* [The input]:
>>
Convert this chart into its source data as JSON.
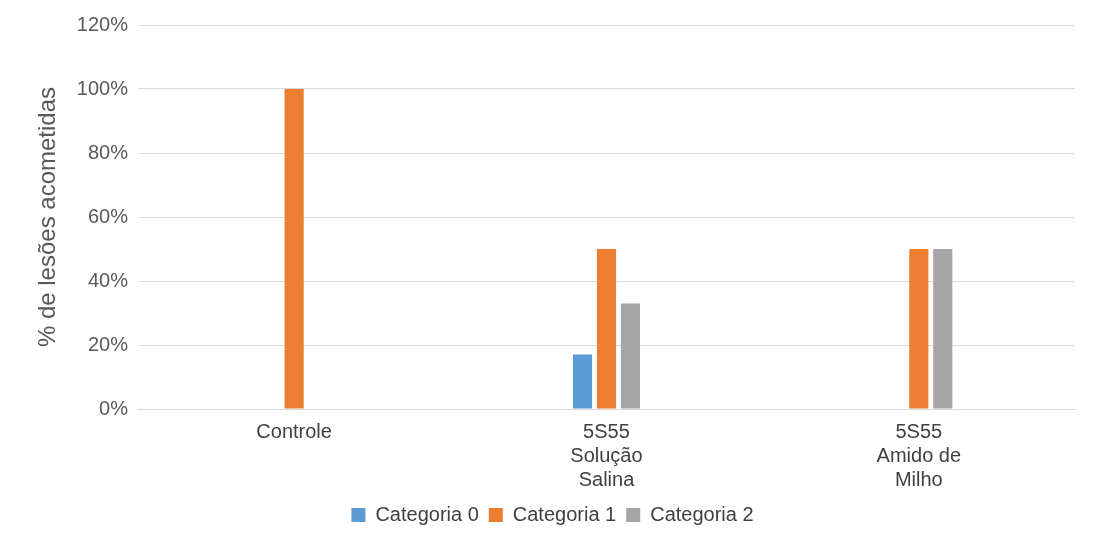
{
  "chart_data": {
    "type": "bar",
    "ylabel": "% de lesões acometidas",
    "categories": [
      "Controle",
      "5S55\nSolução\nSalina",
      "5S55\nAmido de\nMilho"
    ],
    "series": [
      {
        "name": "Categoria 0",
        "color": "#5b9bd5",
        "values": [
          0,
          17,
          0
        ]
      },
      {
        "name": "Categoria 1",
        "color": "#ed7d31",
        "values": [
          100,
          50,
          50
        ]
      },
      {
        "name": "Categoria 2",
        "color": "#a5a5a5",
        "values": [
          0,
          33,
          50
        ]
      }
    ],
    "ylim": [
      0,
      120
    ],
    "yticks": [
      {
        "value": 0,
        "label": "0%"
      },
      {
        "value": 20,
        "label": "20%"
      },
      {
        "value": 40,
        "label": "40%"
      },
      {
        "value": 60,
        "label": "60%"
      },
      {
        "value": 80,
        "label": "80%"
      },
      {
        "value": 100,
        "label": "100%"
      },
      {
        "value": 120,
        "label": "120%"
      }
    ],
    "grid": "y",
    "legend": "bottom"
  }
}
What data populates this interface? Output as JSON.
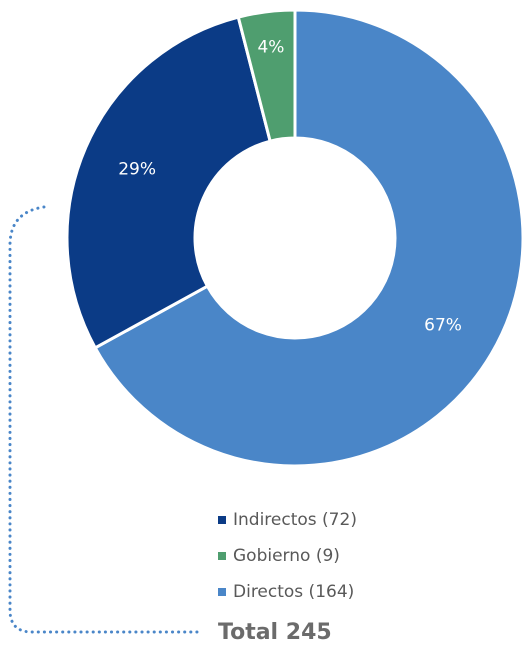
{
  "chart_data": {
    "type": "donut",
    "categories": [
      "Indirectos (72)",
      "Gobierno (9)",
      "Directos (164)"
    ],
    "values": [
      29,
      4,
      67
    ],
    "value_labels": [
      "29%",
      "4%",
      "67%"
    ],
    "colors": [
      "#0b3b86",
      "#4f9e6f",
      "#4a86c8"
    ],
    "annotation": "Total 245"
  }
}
<<
* [Short task]:
Report each line in the preceding entries that holds the string "Categoria".

* [Reply]:
        "name": "Categoria 0",
        "name": "Categoria 1",
        "name": "Categoria 2",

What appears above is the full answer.